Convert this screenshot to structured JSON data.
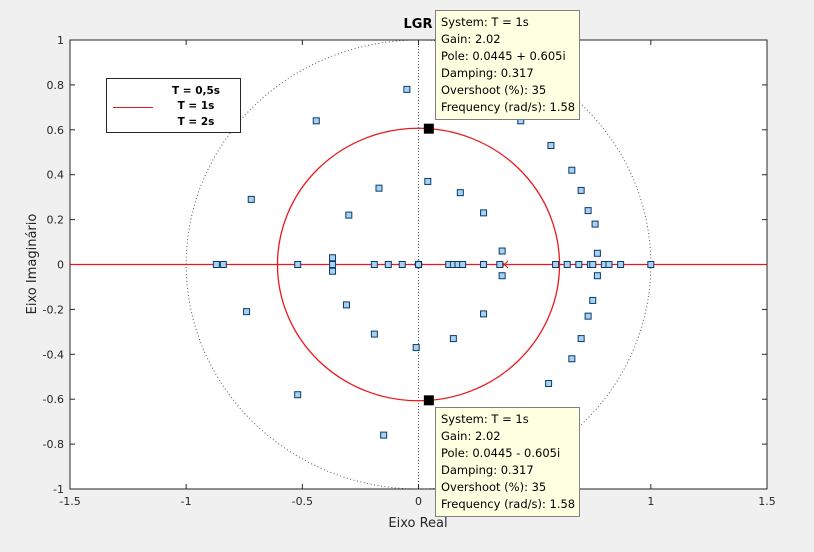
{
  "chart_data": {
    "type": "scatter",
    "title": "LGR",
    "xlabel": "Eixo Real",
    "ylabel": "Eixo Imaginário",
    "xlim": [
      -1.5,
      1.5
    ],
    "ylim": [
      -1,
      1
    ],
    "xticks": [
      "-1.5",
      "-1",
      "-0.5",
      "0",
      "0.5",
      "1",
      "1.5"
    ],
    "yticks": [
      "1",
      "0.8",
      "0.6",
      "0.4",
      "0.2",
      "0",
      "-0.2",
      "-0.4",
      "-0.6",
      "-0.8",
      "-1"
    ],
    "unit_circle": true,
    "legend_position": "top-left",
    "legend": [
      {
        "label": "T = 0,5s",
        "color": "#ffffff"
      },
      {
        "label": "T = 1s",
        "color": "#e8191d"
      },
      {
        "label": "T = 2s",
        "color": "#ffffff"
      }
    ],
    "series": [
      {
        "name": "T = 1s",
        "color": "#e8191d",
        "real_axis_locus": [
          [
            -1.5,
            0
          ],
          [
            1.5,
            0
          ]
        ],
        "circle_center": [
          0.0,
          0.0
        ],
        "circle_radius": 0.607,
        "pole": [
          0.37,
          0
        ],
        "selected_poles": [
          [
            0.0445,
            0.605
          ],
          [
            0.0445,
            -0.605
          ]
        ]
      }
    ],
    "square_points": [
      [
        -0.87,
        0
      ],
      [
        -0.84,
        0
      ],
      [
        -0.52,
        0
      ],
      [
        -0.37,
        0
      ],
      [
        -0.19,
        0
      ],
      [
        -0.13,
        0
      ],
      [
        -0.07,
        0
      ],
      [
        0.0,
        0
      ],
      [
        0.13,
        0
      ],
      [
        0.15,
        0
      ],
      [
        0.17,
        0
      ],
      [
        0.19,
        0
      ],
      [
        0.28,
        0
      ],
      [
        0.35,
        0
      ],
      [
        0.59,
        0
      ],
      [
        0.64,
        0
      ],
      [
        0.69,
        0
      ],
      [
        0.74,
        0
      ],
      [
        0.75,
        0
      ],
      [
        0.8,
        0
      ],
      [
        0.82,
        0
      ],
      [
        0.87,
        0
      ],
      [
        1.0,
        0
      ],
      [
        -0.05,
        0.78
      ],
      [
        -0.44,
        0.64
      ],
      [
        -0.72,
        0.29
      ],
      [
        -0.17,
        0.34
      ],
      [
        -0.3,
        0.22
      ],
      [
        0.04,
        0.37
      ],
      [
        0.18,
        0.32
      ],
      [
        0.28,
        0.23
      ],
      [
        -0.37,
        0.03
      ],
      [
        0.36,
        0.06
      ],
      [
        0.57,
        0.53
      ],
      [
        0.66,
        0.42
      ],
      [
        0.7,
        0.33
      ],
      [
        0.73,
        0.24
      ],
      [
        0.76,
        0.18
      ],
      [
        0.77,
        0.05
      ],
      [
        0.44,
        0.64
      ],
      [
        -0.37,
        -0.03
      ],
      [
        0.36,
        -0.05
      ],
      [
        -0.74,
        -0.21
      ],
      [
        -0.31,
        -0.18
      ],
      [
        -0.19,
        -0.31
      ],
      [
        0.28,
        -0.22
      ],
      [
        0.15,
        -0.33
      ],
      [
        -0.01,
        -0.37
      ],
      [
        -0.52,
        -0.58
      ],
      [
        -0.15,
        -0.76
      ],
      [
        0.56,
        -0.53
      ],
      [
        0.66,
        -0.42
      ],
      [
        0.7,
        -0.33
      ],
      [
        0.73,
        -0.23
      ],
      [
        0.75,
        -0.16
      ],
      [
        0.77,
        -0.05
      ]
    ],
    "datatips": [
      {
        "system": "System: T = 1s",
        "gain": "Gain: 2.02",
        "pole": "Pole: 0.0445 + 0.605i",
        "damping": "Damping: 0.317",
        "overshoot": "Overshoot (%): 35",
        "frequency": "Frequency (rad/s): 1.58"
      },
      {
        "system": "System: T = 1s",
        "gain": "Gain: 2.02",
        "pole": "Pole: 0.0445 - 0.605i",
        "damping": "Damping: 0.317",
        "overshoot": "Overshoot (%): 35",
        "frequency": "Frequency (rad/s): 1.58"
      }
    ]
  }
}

+-------+

* What is required *
Check every line of the data, and copy the ones that contain "Eixo".

* Reply to the task *
    "xlabel": "Eixo Real",
    "ylabel": "Eixo Imaginário",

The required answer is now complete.